Excerpted records:
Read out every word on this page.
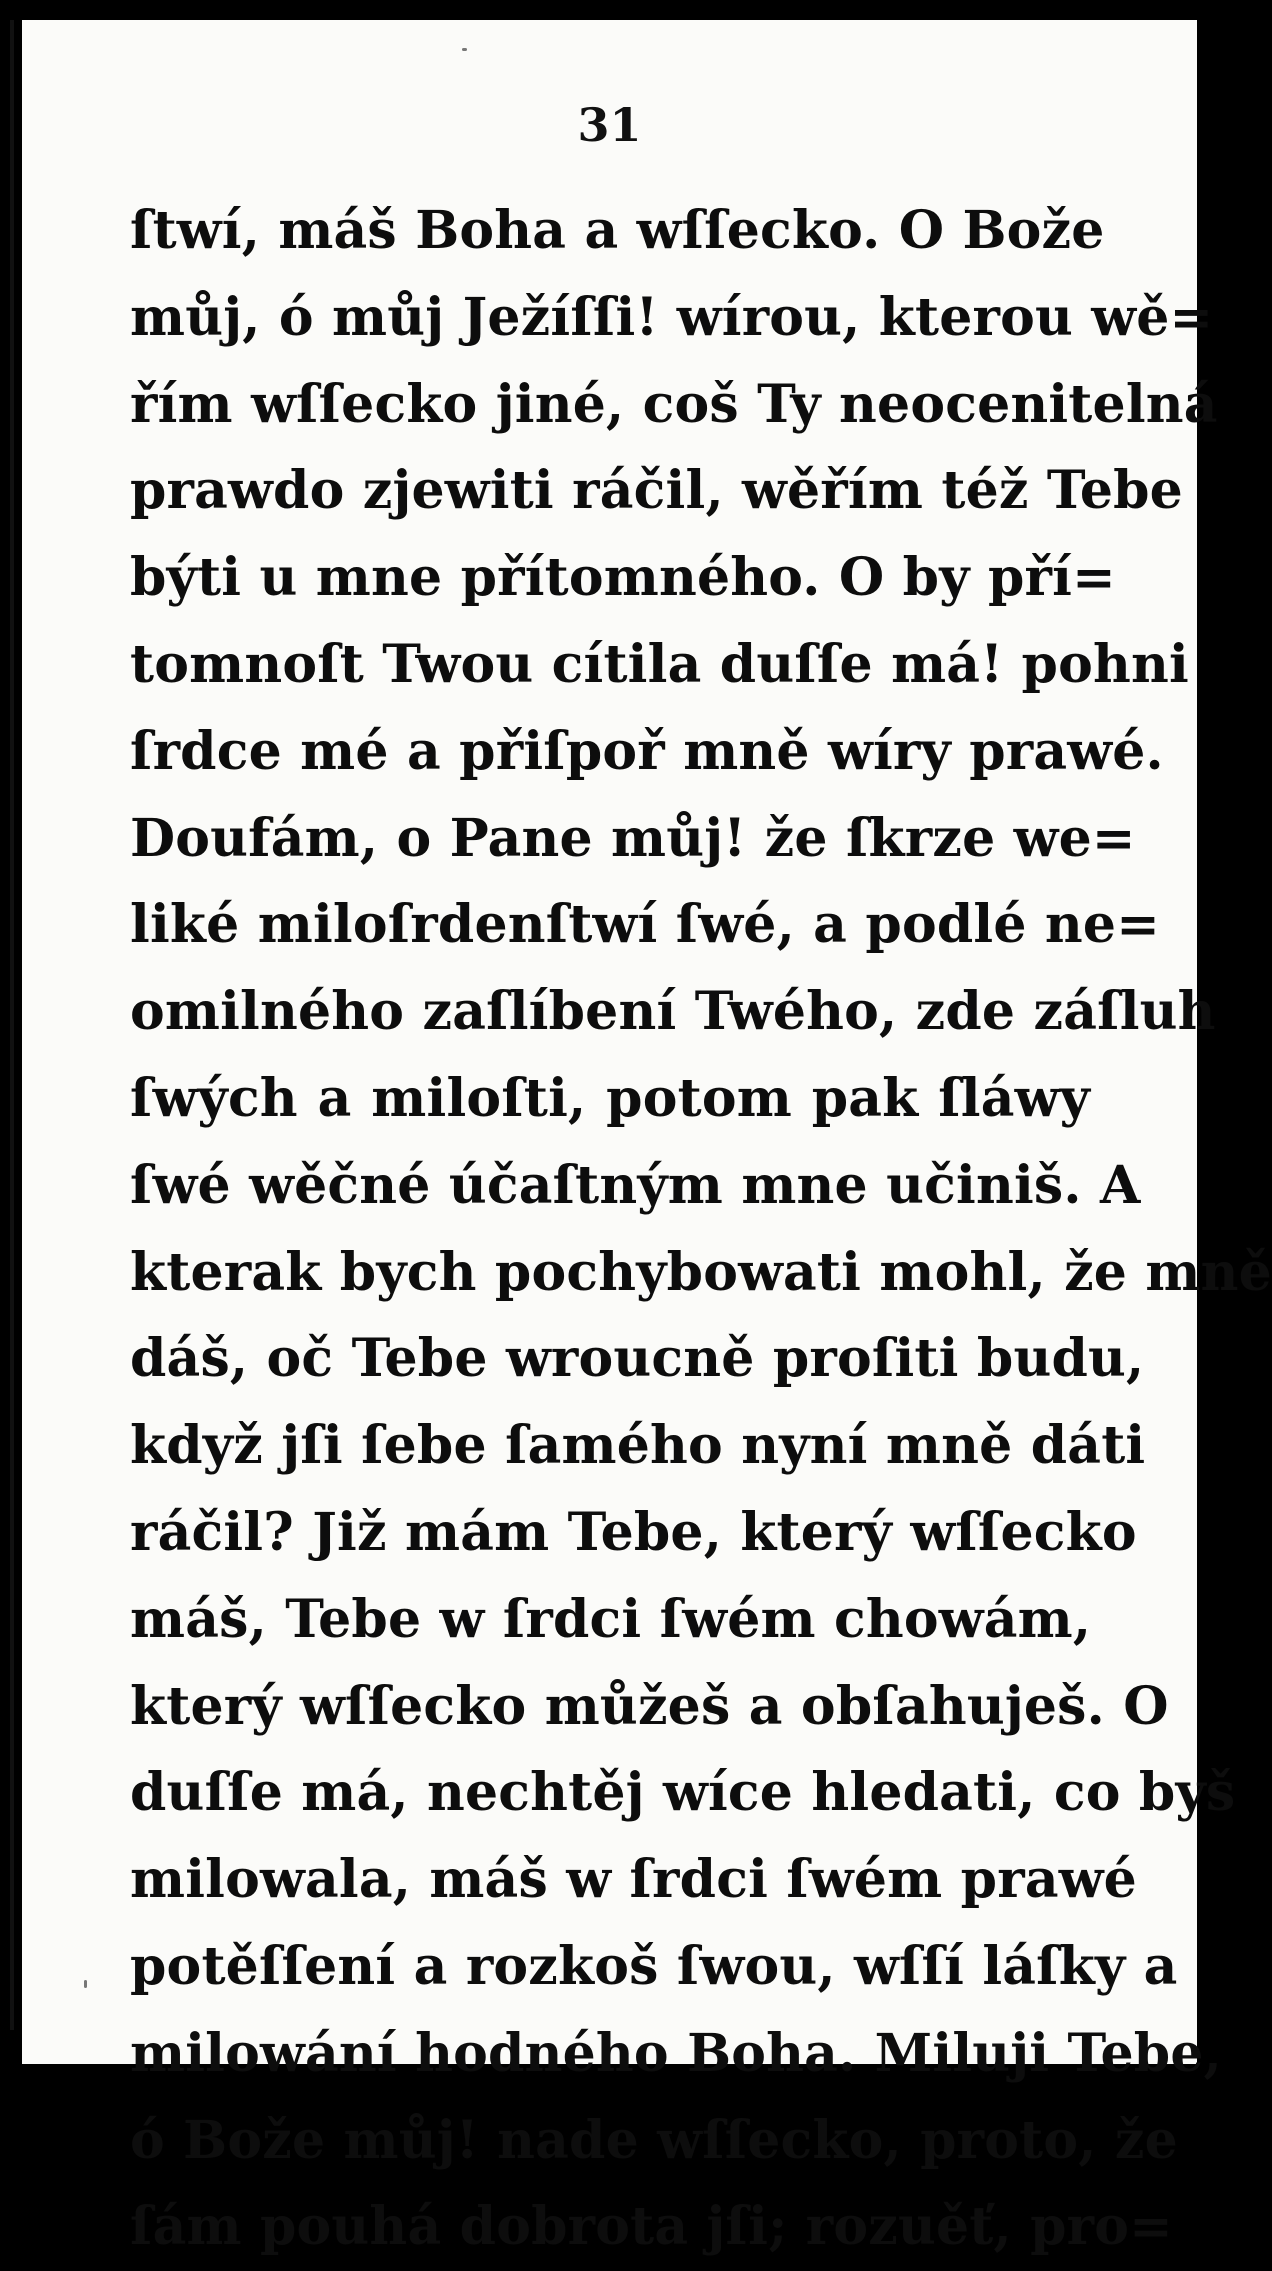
31
ſtwí, máš Boha a wſſecko. O Bože
můj, ó můj Ježíſſi! wírou, kterou wě=
řím wſſecko jiné, coš Ty neocenitelná
prawdo zjewiti ráčil, wěřím též Tebe
býti u mne přítomného. O by pří=
tomnoſt Twou cítila duſſe má! pohni
ſrdce mé a přiſpoř mně wíry prawé.
Doufám, o Pane můj! že ſkrze we=
liké miloſrdenſtwí ſwé, a podlé ne=
omilného zaſlíbení Twého, zde záſluh
ſwých a miloſti, potom pak ſláwy
ſwé wěčné účaſtným mne učiniš. A
kterak bych pochybowati mohl, že mně
dáš, oč Tebe wroucně proſiti budu,
když jſi ſebe ſamého nyní mně dáti
ráčil? Již mám Tebe, který wſſecko
máš, Tebe w ſrdci ſwém chowám,
který wſſecko můžeš a obſahuješ. O
duſſe má, nechtěj wíce hledati, co byš
milowala, máš w ſrdci ſwém prawé
potěſſení a rozkoš ſwou, wſſí láſky a
milowání hodného Boha. Miluji Tebe,
ó Bože můj! nade wſſecko, proto, že
ſám pouhá dobrota jſi; rozuěť, pro=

Task objective:
Among the lines of the data, identify those with the word "který". Copy each of them.

Correct response:
ráčil? Již mám Tebe, který wſſecko
který wſſecko můžeš a obſahuješ. O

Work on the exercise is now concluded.